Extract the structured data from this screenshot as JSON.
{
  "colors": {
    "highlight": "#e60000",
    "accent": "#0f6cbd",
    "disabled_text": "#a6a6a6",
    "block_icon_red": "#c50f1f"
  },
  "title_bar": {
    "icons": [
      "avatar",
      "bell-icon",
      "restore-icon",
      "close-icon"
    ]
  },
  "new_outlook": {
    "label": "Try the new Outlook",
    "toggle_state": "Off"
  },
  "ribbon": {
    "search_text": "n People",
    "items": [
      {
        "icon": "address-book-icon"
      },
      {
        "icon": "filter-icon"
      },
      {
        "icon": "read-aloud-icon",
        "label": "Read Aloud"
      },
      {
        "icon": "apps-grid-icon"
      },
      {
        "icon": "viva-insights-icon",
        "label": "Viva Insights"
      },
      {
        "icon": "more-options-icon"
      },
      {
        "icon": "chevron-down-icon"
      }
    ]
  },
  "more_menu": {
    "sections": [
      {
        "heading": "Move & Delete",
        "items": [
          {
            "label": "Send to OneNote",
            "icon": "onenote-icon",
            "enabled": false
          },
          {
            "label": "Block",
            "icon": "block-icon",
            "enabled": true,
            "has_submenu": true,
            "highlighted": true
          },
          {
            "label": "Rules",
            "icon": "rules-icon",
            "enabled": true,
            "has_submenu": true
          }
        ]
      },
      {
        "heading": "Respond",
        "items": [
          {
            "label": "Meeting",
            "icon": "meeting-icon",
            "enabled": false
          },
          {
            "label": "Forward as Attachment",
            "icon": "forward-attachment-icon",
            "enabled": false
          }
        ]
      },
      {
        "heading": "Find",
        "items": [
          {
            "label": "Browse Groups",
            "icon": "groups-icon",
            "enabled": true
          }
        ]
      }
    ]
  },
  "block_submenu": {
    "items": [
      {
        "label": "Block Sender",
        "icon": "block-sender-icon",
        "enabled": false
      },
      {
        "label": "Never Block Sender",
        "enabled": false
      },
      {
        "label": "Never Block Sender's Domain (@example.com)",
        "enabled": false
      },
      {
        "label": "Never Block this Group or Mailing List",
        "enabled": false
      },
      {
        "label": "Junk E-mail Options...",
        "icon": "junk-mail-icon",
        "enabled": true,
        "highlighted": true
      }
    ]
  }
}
-------
:: Short problem ::
Locate the lines above that hold the word "Never". Show every one of them.

:: Solution for this problem ::
        "label": "Never Block Sender",
        "label": "Never Block Sender's Domain (@example.com)",
        "label": "Never Block this Group or Mailing List",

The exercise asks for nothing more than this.